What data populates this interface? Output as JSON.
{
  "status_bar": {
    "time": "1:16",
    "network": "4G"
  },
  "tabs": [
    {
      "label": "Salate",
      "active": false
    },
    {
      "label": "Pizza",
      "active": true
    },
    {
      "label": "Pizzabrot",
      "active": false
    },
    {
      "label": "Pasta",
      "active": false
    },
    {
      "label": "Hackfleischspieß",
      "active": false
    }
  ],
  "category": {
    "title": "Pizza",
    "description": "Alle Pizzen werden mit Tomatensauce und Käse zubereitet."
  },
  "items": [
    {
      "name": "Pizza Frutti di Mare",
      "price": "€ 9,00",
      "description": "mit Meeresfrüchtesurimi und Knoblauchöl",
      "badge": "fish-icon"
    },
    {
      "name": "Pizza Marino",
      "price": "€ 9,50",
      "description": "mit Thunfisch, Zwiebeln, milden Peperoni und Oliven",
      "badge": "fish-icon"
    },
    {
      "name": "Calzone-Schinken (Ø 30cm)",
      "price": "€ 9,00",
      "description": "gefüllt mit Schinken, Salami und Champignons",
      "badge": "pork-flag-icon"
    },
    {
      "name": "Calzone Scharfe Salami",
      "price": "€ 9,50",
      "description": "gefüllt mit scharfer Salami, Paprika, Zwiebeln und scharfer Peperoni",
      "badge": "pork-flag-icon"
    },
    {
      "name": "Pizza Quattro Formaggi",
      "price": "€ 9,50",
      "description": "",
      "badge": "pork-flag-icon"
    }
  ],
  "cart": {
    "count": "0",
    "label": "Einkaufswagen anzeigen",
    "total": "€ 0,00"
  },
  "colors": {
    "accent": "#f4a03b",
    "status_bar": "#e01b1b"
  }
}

--

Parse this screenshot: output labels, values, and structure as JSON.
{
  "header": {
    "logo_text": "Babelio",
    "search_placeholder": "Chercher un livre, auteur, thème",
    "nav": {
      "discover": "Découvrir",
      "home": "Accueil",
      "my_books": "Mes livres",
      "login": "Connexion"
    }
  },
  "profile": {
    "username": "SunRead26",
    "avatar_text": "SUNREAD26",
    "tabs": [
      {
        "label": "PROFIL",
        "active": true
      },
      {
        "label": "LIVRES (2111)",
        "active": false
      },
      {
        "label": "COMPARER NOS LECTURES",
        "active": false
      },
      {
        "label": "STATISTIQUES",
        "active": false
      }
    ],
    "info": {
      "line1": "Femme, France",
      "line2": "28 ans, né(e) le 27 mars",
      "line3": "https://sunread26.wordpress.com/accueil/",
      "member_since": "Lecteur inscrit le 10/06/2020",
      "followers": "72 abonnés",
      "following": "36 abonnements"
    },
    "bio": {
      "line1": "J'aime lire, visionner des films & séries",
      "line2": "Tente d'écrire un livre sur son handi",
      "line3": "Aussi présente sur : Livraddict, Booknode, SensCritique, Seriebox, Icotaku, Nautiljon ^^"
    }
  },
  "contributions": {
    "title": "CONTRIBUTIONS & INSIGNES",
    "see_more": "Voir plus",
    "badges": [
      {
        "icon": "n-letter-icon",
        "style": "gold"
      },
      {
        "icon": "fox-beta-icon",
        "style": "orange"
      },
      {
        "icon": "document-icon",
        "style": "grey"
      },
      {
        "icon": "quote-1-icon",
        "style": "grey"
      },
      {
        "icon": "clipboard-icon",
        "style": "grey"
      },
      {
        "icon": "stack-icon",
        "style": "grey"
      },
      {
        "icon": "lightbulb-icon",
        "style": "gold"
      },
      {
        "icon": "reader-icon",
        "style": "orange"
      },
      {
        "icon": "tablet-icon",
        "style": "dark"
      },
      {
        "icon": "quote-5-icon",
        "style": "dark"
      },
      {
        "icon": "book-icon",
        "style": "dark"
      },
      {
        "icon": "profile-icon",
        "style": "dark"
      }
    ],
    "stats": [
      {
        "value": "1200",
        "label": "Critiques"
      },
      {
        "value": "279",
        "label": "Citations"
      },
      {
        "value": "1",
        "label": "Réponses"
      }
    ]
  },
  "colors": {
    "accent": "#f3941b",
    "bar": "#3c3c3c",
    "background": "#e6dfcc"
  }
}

■ **Exercise description**
Note every line above where the string "Salami" shows up, and copy those lines.

■ **Response**
      "description": "gefüllt mit Schinken, Salami und Champignons",
      "name": "Calzone Scharfe Salami",
      "description": "gefüllt mit scharfer Salami, Paprika, Zwiebeln und scharfer Peperoni",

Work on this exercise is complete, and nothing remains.